▸ **Records for this task**:
-------------------------
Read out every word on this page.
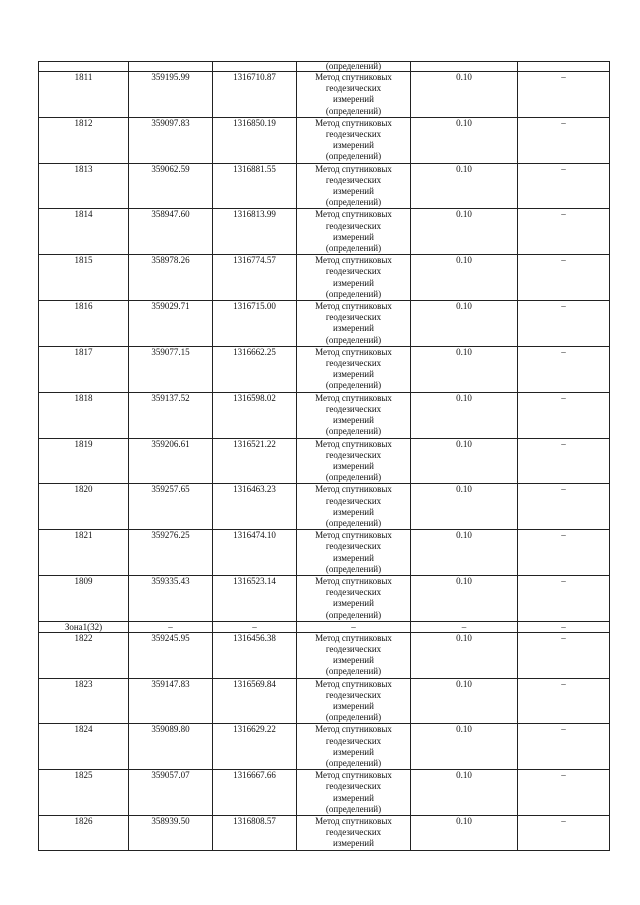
			(определений)		
1811	359195.99	1316710.87	Метод спутниковых
геодезических
измерений
(определений)	0.10	–
1812	359097.83	1316850.19	Метод спутниковых
геодезических
измерений
(определений)	0.10	–
1813	359062.59	1316881.55	Метод спутниковых
геодезических
измерений
(определений)	0.10	–
1814	358947.60	1316813.99	Метод спутниковых
геодезических
измерений
(определений)	0.10	–
1815	358978.26	1316774.57	Метод спутниковых
геодезических
измерений
(определений)	0.10	–
1816	359029.71	1316715.00	Метод спутниковых
геодезических
измерений
(определений)	0.10	–
1817	359077.15	1316662.25	Метод спутниковых
геодезических
измерений
(определений)	0.10	–
1818	359137.52	1316598.02	Метод спутниковых
геодезических
измерений
(определений)	0.10	–
1819	359206.61	1316521.22	Метод спутниковых
геодезических
измерений
(определений)	0.10	–
1820	359257.65	1316463.23	Метод спутниковых
геодезических
измерений
(определений)	0.10	–
1821	359276.25	1316474.10	Метод спутниковых
геодезических
измерений
(определений)	0.10	–
1809	359335.43	1316523.14	Метод спутниковых
геодезических
измерений
(определений)	0.10	–
Зона1(32)	–	–	–	–	–
1822	359245.95	1316456.38	Метод спутниковых
геодезических
измерений
(определений)	0.10	–
1823	359147.83	1316569.84	Метод спутниковых
геодезических
измерений
(определений)	0.10	–
1824	359089.80	1316629.22	Метод спутниковых
геодезических
измерений
(определений)	0.10	–
1825	359057.07	1316667.66	Метод спутниковых
геодезических
измерений
(определений)	0.10	–
1826	358939.50	1316808.57	Метод спутниковых
геодезических
измерений	0.10	–
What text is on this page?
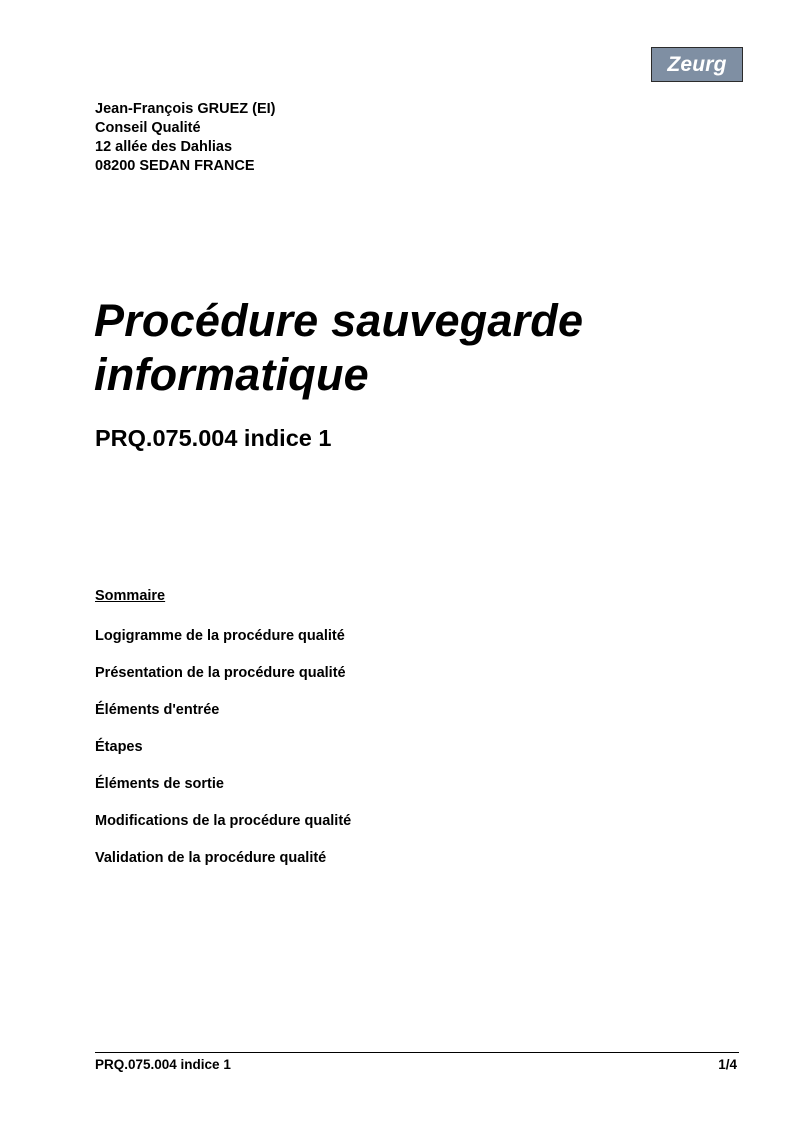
Zeurg
Jean-François GRUEZ (EI)
Conseil Qualité
12 allée des Dahlias
08200 SEDAN FRANCE
Procédure sauvegarde
informatique
PRQ.075.004 indice 1
Sommaire
Logigramme de la procédure qualité
Présentation de la procédure qualité
Éléments d'entrée
Étapes
Éléments de sortie
Modifications de la procédure qualité
Validation de la procédure qualité
PRQ.075.004 indice 1	1/4
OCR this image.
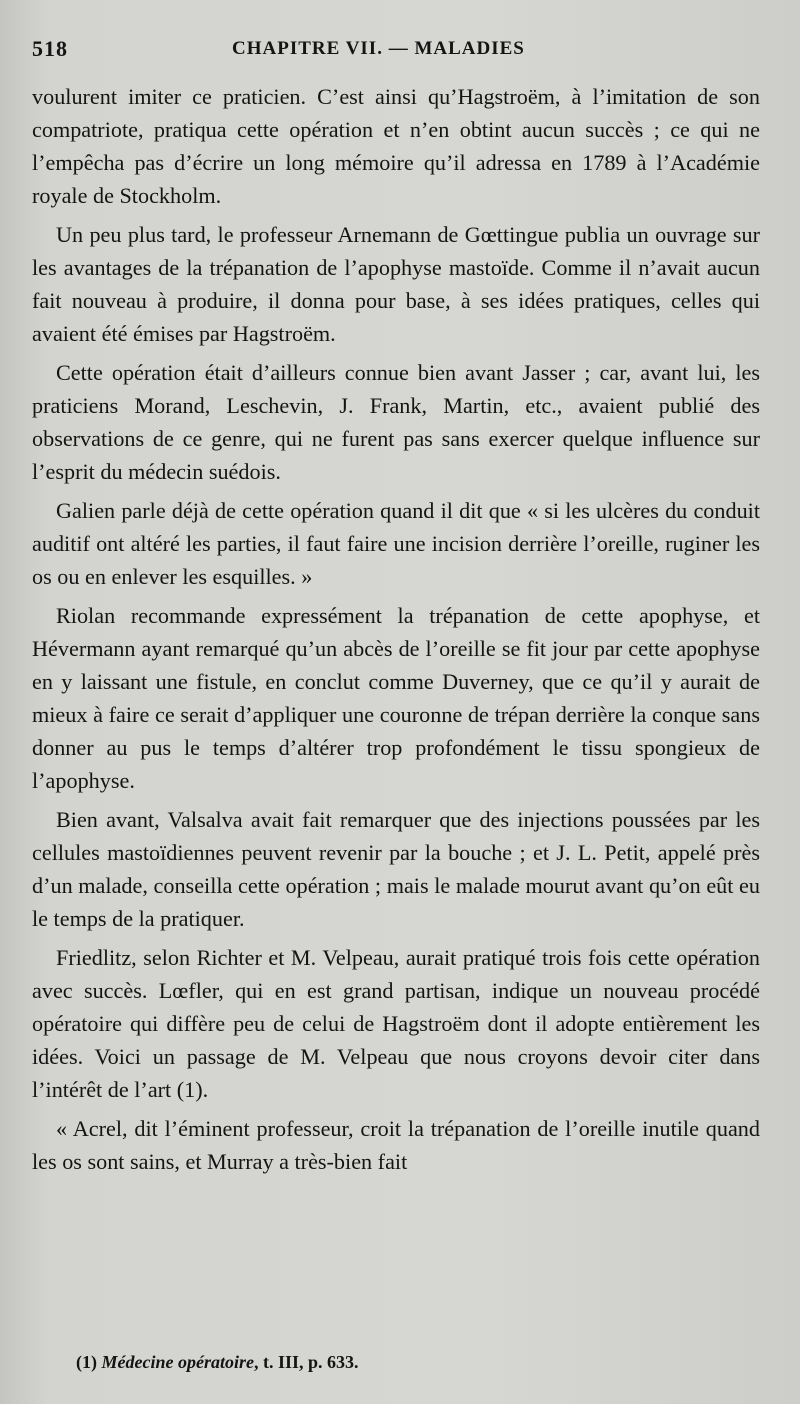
518	CHAPITRE VII. — MALADIES

voulurent imiter ce praticien. C’est ainsi qu’Hagstroëm, à l’imitation de son compatriote, pratiqua cette opération et n’en obtint aucun succès ; ce qui ne l’empêcha pas d’écrire un long mémoire qu’il adressa en 1789 à l’Académie royale de Stockholm.

Un peu plus tard, le professeur Arnemann de Gœttingue publia un ouvrage sur les avantages de la trépanation de l’apophyse mastoïde. Comme il n’avait aucun fait nouveau à produire, il donna pour base, à ses idées pratiques, celles qui avaient été émises par Hagstroëm.

Cette opération était d’ailleurs connue bien avant Jasser ; car, avant lui, les praticiens Morand, Leschevin, J. Frank, Martin, etc., avaient publié des observations de ce genre, qui ne furent pas sans exercer quelque influence sur l’esprit du médecin suédois.

Galien parle déjà de cette opération quand il dit que « si les ulcères du conduit auditif ont altéré les parties, il faut faire une incision derrière l’oreille, ruginer les os ou en enlever les esquilles. »

Riolan recommande expressément la trépanation de cette apophyse, et Hévermann ayant remarqué qu’un abcès de l’oreille se fit jour par cette apophyse en y laissant une fistule, en conclut comme Duverney, que ce qu’il y aurait de mieux à faire ce serait d’appliquer une couronne de trépan derrière la conque sans donner au pus le temps d’altérer trop profondément le tissu spongieux de l’apophyse.

Bien avant, Valsalva avait fait remarquer que des injections poussées par les cellules mastoïdiennes peuvent revenir par la bouche ; et J. L. Petit, appelé près d’un malade, conseilla cette opération ; mais le malade mourut avant qu’on eût eu le temps de la pratiquer.

Friedlitz, selon Richter et M. Velpeau, aurait pratiqué trois fois cette opération avec succès. Lœfler, qui en est grand partisan, indique un nouveau procédé opératoire qui diffère peu de celui de Hagstroëm dont il adopte entièrement les idées. Voici un passage de M. Velpeau que nous croyons devoir citer dans l’intérêt de l’art (1).

« Acrel, dit l’éminent professeur, croit la trépanation de l’oreille inutile quand les os sont sains, et Murray a très-bien fait

(1) Médecine opératoire, t. III, p. 633.
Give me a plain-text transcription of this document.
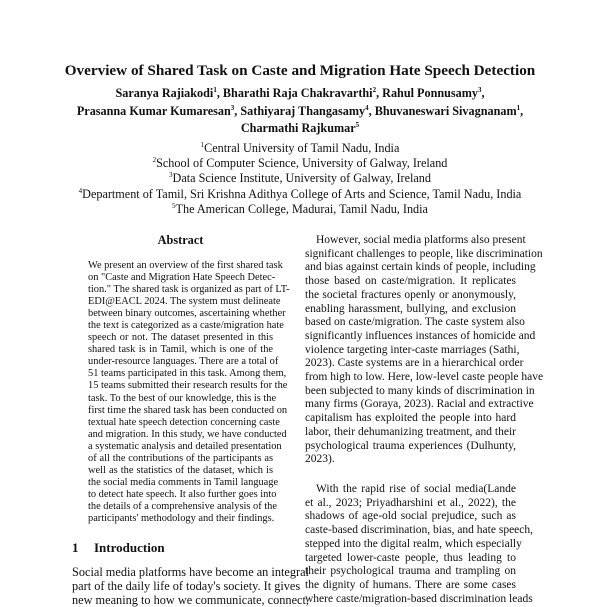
Overview of Shared Task on Caste and Migration Hate Speech Detection
Saranya Rajiakodi$^1$, Bharathi Raja Chakravarthi$^2$, Rahul Ponnusamy$^3$,
Prasanna Kumar Kumaresan$^3$, Sathiyaraj Thangasamy$^4$, Bhuvaneswari Sivagnanam$^1$,
Charmathi Rajkumar$^5$
$^1$Central University of Tamil Nadu, India
$^2$School of Computer Science, University of Galway, Ireland
$^3$Data Science Institute, University of Galway, Ireland
$^4$Department of Tamil, Sri Krishna Adithya College of Arts and Science, Tamil Nadu, India
$^5$The American College, Madurai, Tamil Nadu, India
Abstract
We present an overview of the first shared task
on "Caste and Migration Hate Speech Detec-
tion." The shared task is organized as part of LT-
EDI@EACL 2024. The system must delineate
between binary outcomes, ascertaining whether
the text is categorized as a caste/migration hate
speech or not. The dataset presented in this
shared task is in Tamil, which is one of the
under-resource languages. There are a total of
51 teams participated in this task. Among them,
15 teams submitted their research results for the
task. To the best of our knowledge, this is the
first time the shared task has been conducted on
textual hate speech detection concerning caste
and migration. In this study, we have conducted
a systematic analysis and detailed presentation
of all the contributions of the participants as
well as the statistics of the dataset, which is
the social media comments in Tamil language
to detect hate speech. It also further goes into
the details of a comprehensive analysis of the
participants' methodology and their findings.
1 Introduction
Social media platforms have become an integral
part of the daily life of today's society. It gives
new meaning to how we communicate, connect,
However, social media platforms also present
significant challenges to people, like discrimination
and bias against certain kinds of people, including
those based on caste/migration. It replicates
the societal fractures openly or anonymously,
enabling harassment, bullying, and exclusion
based on caste/migration. The caste system also
significantly influences instances of homicide and
violence targeting inter-caste marriages (Sathi,
2023). Caste systems are in a hierarchical order
from high to low. Here, low-level caste people have
been subjected to many kinds of discrimination in
many firms (Goraya, 2023). Racial and extractive
capitalism has exploited the people into hard
labor, their dehumanizing treatment, and their
psychological trauma experiences (Dulhunty,
2023).
With the rapid rise of social media(Lande
et al., 2023; Priyadharshini et al., 2022), the
shadows of age-old social prejudice, such as
caste-based discrimination, bias, and hate speech,
stepped into the digital realm, which especially
targeted lower-caste people, thus leading to
their psychological trauma and trampling on
the dignity of humans. There are some cases
where caste/migration-based discrimination leads
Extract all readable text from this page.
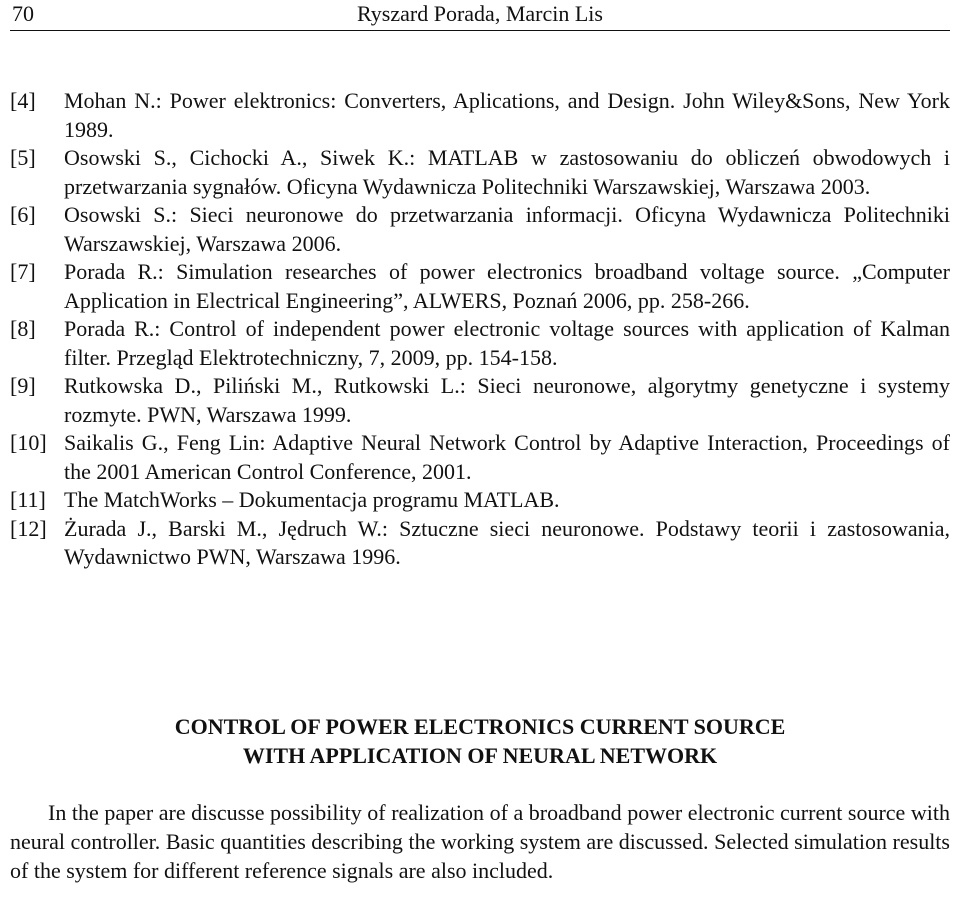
70	Ryszard Porada, Marcin Lis
[4] Mohan N.: Power elektronics: Converters, Aplications, and Design. John Wiley&Sons, New York 1989.
[5] Osowski S., Cichocki A., Siwek K.: MATLAB w zastosowaniu do obliczeń obwodowych i przetwarzania sygnałów. Oficyna Wydawnicza Politechniki Warszawskiej, Warszawa 2003.
[6] Osowski S.: Sieci neuronowe do przetwarzania informacji. Oficyna Wydawnicza Politechniki Warszawskiej, Warszawa 2006.
[7] Porada R.: Simulation researches of power electronics broadband voltage source. „Computer Application in Electrical Engineering”, ALWERS, Poznań 2006, pp. 258-266.
[8] Porada R.: Control of independent power electronic voltage sources with application of Kalman filter. Przegląd Elektrotechniczny, 7, 2009, pp. 154-158.
[9] Rutkowska D., Piliński M., Rutkowski L.: Sieci neuronowe, algorytmy genetyczne i systemy rozmyte. PWN, Warszawa 1999.
[10] Saikalis G., Feng Lin: Adaptive Neural Network Control by Adaptive Interaction, Proceedings of the 2001 American Control Conference, 2001.
[11] The MatchWorks – Dokumentacja programu MATLAB.
[12] Żurada J., Barski M., Jędruch W.: Sztuczne sieci neuronowe. Podstawy teorii i zastosowania, Wydawnictwo PWN, Warszawa 1996.
CONTROL OF POWER ELECTRONICS CURRENT SOURCE
WITH APPLICATION OF NEURAL NETWORK

In the paper are discusse possibility of realization of a broadband power electronic current source with neural controller. Basic quantities describing the working system are discussed. Selected simulation results of the system for different reference signals are also included.
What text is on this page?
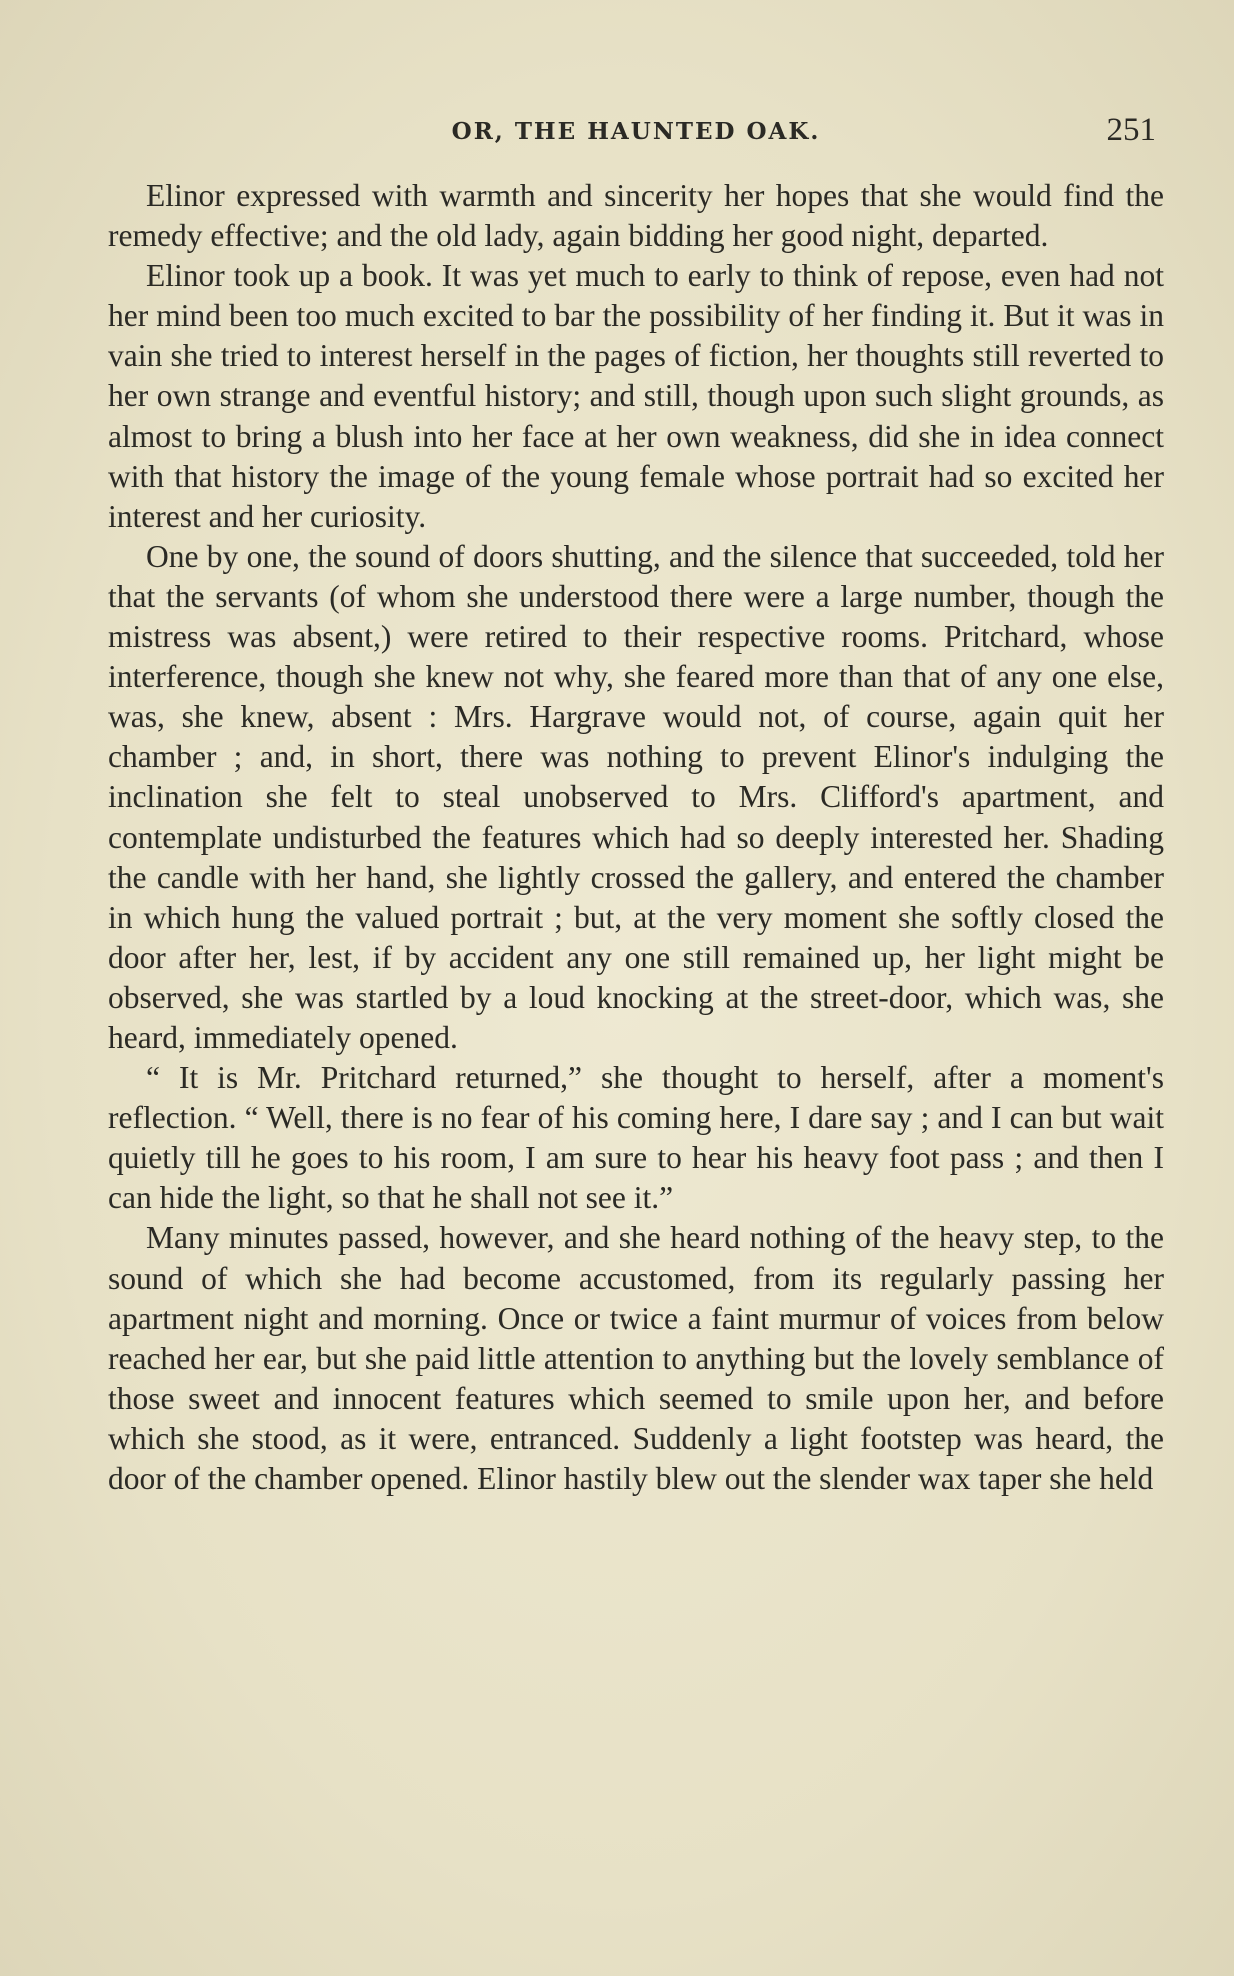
OR, THE HAUNTED OAK.	251

Elinor expressed with warmth and sincerity her hopes that she would find the remedy effective; and the old lady, again bidding her good night, departed.

Elinor took up a book. It was yet much to early to think of repose, even had not her mind been too much excited to bar the possibility of her finding it. But it was in vain she tried to interest herself in the pages of fiction, her thoughts still reverted to her own strange and eventful history; and still, though upon such slight grounds, as almost to bring a blush into her face at her own weakness, did she in idea connect with that history the image of the young female whose portrait had so excited her interest and her curiosity.

One by one, the sound of doors shutting, and the silence that succeeded, told her that the servants (of whom she understood there were a large number, though the mistress was absent,) were retired to their respective rooms. Pritchard, whose interference, though she knew not why, she feared more than that of any one else, was, she knew, absent : Mrs. Hargrave would not, of course, again quit her chamber ; and, in short, there was nothing to prevent Elinor's indulging the inclination she felt to steal unobserved to Mrs. Clifford's apartment, and contemplate undisturbed the features which had so deeply interested her. Shading the candle with her hand, she lightly crossed the gallery, and entered the chamber in which hung the valued portrait ; but, at the very moment she softly closed the door after her, lest, if by accident any one still remained up, her light might be observed, she was startled by a loud knocking at the street-door, which was, she heard, immediately opened.

“ It is Mr. Pritchard returned,” she thought to herself, after a moment's reflection. “ Well, there is no fear of his coming here, I dare say ; and I can but wait quietly till he goes to his room, I am sure to hear his heavy foot pass ; and then I can hide the light, so that he shall not see it.”

Many minutes passed, however, and she heard nothing of the heavy step, to the sound of which she had become accustomed, from its regularly passing her apartment night and morning. Once or twice a faint murmur of voices from below reached her ear, but she paid little attention to anything but the lovely semblance of those sweet and innocent features which seemed to smile upon her, and before which she stood, as it were, entranced. Suddenly a light footstep was heard, the door of the chamber opened. Elinor hastily blew out the slender wax taper she held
-------------------------
▸ **Stated goal**: Scan the lines for the string "indice". Pick out every line that has it.

▸ **Written solution**:
PRQ.075.004 indice 1
PRQ.075.004 indice 1	1/4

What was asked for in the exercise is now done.